Input for this task:
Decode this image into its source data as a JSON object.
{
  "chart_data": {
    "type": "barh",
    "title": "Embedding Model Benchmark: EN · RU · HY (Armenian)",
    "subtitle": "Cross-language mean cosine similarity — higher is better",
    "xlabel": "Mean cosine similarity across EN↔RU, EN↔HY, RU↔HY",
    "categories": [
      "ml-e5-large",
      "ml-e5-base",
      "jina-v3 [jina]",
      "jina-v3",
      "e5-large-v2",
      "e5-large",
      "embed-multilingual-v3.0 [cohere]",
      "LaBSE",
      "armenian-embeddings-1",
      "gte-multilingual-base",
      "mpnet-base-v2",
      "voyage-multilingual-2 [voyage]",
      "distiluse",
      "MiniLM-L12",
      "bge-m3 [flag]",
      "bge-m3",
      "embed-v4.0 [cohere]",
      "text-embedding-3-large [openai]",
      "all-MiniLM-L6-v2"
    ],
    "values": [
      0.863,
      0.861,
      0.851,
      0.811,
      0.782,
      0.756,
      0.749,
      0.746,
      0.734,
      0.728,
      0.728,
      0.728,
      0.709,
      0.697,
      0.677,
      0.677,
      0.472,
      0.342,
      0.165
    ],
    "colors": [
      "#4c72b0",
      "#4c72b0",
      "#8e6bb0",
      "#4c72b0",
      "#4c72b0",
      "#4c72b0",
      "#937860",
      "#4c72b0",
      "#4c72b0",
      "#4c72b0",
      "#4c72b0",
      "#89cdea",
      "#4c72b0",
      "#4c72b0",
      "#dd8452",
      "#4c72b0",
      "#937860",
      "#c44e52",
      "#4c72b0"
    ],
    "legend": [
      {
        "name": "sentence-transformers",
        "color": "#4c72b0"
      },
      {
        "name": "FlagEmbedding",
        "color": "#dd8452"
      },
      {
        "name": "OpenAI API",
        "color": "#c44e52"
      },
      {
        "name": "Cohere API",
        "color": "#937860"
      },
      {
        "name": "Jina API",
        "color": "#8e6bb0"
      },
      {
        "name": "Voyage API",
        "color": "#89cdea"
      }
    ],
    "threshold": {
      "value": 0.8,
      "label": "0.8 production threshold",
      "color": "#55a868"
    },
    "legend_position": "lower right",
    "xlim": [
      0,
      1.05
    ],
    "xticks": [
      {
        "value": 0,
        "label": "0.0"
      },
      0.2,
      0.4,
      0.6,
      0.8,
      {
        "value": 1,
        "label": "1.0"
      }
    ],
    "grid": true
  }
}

Goal: Gather and return every line that holds the string "cosine".

Exercise output:
    "subtitle": "Cross-language mean cosine similarity — higher is better",
    "xlabel": "Mean cosine similarity across EN↔RU, EN↔HY, RU↔HY",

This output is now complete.